Instructions to follow: Any pictures in the records below should be skipped; write out everything else exactly.

━━━━━ Material for this exercise ━━━━━

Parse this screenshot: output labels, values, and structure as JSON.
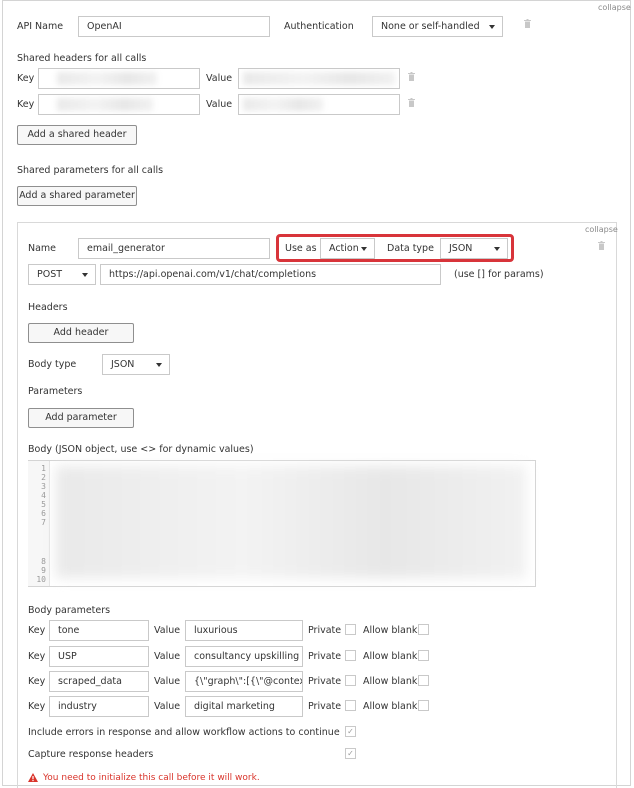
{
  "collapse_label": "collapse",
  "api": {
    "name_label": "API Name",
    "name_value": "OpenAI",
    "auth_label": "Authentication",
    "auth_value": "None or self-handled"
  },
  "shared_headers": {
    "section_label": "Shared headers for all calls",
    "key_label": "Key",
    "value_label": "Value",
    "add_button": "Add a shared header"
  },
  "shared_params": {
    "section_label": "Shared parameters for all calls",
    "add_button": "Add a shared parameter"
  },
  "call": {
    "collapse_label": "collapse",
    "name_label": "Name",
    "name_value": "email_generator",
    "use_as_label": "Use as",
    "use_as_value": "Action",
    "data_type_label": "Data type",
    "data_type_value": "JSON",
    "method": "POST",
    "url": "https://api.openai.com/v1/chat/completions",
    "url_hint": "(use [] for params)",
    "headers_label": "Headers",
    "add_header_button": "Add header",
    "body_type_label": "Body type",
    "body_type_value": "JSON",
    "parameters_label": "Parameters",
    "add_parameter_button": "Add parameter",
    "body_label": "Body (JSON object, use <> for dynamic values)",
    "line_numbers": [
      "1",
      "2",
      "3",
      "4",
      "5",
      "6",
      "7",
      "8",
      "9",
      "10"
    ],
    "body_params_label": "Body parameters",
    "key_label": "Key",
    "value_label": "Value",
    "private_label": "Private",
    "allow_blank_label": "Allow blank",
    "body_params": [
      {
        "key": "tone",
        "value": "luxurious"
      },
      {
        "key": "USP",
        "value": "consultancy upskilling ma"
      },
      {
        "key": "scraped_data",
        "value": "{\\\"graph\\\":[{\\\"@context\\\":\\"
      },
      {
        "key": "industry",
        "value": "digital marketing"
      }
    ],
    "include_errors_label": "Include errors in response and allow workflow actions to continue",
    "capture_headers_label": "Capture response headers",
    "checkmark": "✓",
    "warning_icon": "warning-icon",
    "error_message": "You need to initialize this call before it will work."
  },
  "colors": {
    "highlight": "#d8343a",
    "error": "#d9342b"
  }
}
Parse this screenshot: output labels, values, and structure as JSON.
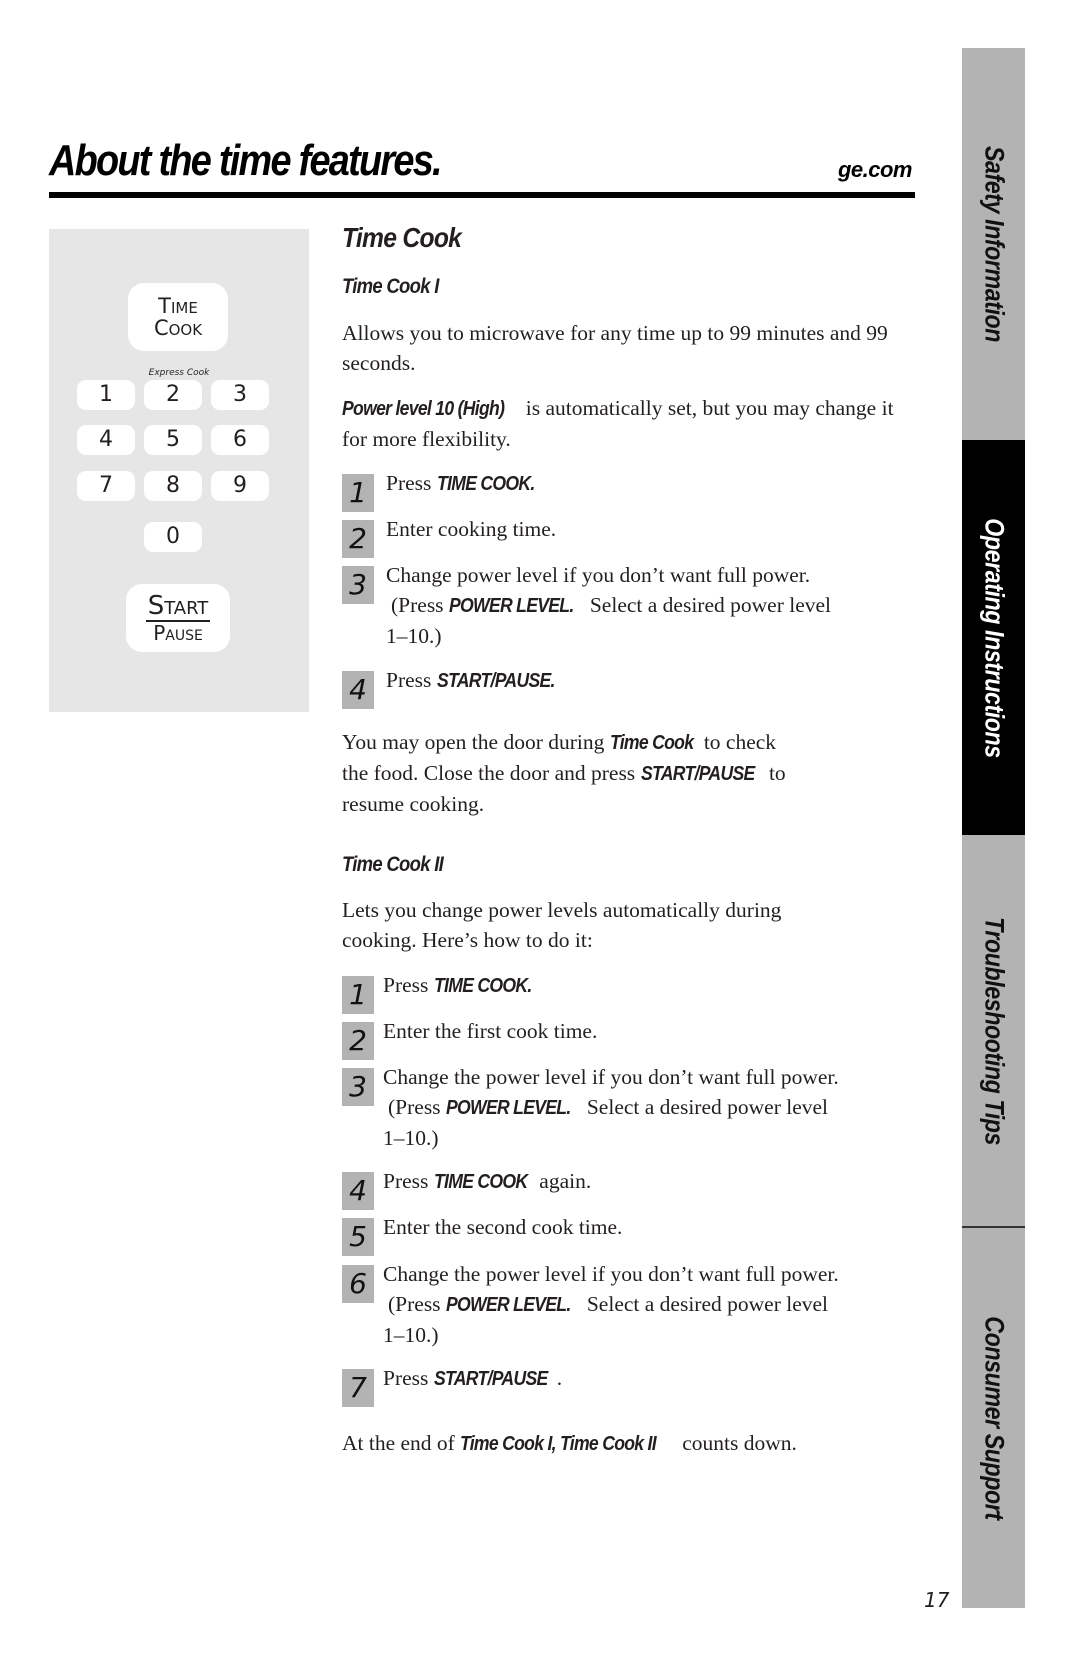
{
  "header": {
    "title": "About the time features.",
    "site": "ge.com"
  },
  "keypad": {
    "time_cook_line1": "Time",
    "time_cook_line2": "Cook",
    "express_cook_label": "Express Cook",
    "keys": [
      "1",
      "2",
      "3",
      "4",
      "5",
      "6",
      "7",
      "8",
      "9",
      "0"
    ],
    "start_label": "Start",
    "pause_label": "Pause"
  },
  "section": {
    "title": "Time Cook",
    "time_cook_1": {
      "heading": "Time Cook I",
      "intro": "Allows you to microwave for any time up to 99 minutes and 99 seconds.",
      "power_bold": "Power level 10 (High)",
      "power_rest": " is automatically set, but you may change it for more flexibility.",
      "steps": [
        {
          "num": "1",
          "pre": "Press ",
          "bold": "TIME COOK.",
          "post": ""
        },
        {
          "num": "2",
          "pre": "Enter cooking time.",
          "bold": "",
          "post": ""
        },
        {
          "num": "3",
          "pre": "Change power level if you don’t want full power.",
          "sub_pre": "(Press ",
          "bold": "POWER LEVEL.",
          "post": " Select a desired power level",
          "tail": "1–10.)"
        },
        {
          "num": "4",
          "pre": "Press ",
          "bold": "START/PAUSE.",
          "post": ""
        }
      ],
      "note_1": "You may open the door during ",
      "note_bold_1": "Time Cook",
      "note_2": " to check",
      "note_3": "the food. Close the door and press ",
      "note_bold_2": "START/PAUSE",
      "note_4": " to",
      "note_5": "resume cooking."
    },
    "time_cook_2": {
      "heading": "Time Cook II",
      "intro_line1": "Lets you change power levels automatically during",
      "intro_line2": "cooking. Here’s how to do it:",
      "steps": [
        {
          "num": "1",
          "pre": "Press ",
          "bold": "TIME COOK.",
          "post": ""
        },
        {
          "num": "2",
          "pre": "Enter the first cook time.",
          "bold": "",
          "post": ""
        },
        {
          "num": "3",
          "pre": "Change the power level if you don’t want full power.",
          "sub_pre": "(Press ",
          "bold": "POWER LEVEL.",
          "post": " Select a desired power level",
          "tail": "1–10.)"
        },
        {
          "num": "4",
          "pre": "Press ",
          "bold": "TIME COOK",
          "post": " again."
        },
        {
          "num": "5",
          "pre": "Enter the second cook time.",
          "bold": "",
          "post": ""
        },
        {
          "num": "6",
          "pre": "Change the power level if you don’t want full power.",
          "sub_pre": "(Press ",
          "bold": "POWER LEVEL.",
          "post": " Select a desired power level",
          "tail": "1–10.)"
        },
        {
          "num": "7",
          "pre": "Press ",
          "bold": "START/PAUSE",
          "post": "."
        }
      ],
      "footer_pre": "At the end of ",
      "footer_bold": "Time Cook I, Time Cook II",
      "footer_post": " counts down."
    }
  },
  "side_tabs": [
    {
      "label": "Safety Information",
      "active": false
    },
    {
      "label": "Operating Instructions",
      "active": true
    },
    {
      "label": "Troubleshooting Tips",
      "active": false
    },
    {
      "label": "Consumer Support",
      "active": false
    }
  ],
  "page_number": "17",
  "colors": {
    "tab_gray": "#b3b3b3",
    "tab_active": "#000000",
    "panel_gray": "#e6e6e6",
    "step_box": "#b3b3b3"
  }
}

━━━━━

Result for this task:
Parse this screenshot: output labels, values, and structure as JSON.
{
  "collapse_label": "collapse",
  "api": {
    "name_label": "API Name",
    "name_value": "OpenAI",
    "auth_label": "Authentication",
    "auth_value": "None or self-handled"
  },
  "shared_headers": {
    "section_label": "Shared headers for all calls",
    "key_label": "Key",
    "value_label": "Value",
    "add_button": "Add a shared header"
  },
  "shared_params": {
    "section_label": "Shared parameters for all calls",
    "add_button": "Add a shared parameter"
  },
  "call": {
    "collapse_label": "collapse",
    "name_label": "Name",
    "name_value": "email_generator",
    "use_as_label": "Use as",
    "use_as_value": "Action",
    "data_type_label": "Data type",
    "data_type_value": "JSON",
    "method": "POST",
    "url": "https://api.openai.com/v1/chat/completions",
    "url_hint": "(use [] for params)",
    "headers_label": "Headers",
    "add_header_button": "Add header",
    "body_type_label": "Body type",
    "body_type_value": "JSON",
    "parameters_label": "Parameters",
    "add_parameter_button": "Add parameter",
    "body_label": "Body (JSON object, use <> for dynamic values)",
    "line_numbers": [
      "1",
      "2",
      "3",
      "4",
      "5",
      "6",
      "7",
      "8",
      "9",
      "10"
    ],
    "body_params_label": "Body parameters",
    "key_label": "Key",
    "value_label": "Value",
    "private_label": "Private",
    "allow_blank_label": "Allow blank",
    "body_params": [
      {
        "key": "tone",
        "value": "luxurious"
      },
      {
        "key": "USP",
        "value": "consultancy upskilling ma"
      },
      {
        "key": "scraped_data",
        "value": "{\\\"graph\\\":[{\\\"@context\\\":\\"
      },
      {
        "key": "industry",
        "value": "digital marketing"
      }
    ],
    "include_errors_label": "Include errors in response and allow workflow actions to continue",
    "capture_headers_label": "Capture response headers",
    "checkmark": "✓",
    "warning_icon": "warning-icon",
    "error_message": "You need to initialize this call before it will work."
  },
  "colors": {
    "highlight": "#d8343a",
    "error": "#d9342b"
  }
}
Parse this screenshot: output labels, values, and structure as JSON.
{
  "header": {
    "title": "About the time features.",
    "site": "ge.com"
  },
  "keypad": {
    "time_cook_line1": "Time",
    "time_cook_line2": "Cook",
    "express_cook_label": "Express Cook",
    "keys": [
      "1",
      "2",
      "3",
      "4",
      "5",
      "6",
      "7",
      "8",
      "9",
      "0"
    ],
    "start_label": "Start",
    "pause_label": "Pause"
  },
  "section": {
    "title": "Time Cook",
    "time_cook_1": {
      "heading": "Time Cook I",
      "intro": "Allows you to microwave for any time up to 99 minutes and 99 seconds.",
      "power_bold": "Power level 10 (High)",
      "power_rest": " is automatically set, but you may change it for more flexibility.",
      "steps": [
        {
          "num": "1",
          "pre": "Press ",
          "bold": "TIME COOK.",
          "post": ""
        },
        {
          "num": "2",
          "pre": "Enter cooking time.",
          "bold": "",
          "post": ""
        },
        {
          "num": "3",
          "pre": "Change power level if you don’t want full power.",
          "sub_pre": "(Press ",
          "bold": "POWER LEVEL.",
          "post": " Select a desired power level",
          "tail": "1–10.)"
        },
        {
          "num": "4",
          "pre": "Press ",
          "bold": "START/PAUSE.",
          "post": ""
        }
      ],
      "note_1": "You may open the door during ",
      "note_bold_1": "Time Cook",
      "note_2": " to check",
      "note_3": "the food. Close the door and press ",
      "note_bold_2": "START/PAUSE",
      "note_4": " to",
      "note_5": "resume cooking."
    },
    "time_cook_2": {
      "heading": "Time Cook II",
      "intro_line1": "Lets you change power levels automatically during",
      "intro_line2": "cooking. Here’s how to do it:",
      "steps": [
        {
          "num": "1",
          "pre": "Press ",
          "bold": "TIME COOK.",
          "post": ""
        },
        {
          "num": "2",
          "pre": "Enter the first cook time.",
          "bold": "",
          "post": ""
        },
        {
          "num": "3",
          "pre": "Change the power level if you don’t want full power.",
          "sub_pre": "(Press ",
          "bold": "POWER LEVEL.",
          "post": " Select a desired power level",
          "tail": "1–10.)"
        },
        {
          "num": "4",
          "pre": "Press ",
          "bold": "TIME COOK",
          "post": " again."
        },
        {
          "num": "5",
          "pre": "Enter the second cook time.",
          "bold": "",
          "post": ""
        },
        {
          "num": "6",
          "pre": "Change the power level if you don’t want full power.",
          "sub_pre": "(Press ",
          "bold": "POWER LEVEL.",
          "post": " Select a desired power level",
          "tail": "1–10.)"
        },
        {
          "num": "7",
          "pre": "Press ",
          "bold": "START/PAUSE",
          "post": "."
        }
      ],
      "footer_pre": "At the end of ",
      "footer_bold": "Time Cook I, Time Cook II",
      "footer_post": " counts down."
    }
  },
  "side_tabs": [
    {
      "label": "Safety Information",
      "active": false
    },
    {
      "label": "Operating Instructions",
      "active": true
    },
    {
      "label": "Troubleshooting Tips",
      "active": false
    },
    {
      "label": "Consumer Support",
      "active": false
    }
  ],
  "page_number": "17",
  "colors": {
    "tab_gray": "#b3b3b3",
    "tab_active": "#000000",
    "panel_gray": "#e6e6e6",
    "step_box": "#b3b3b3"
  }
}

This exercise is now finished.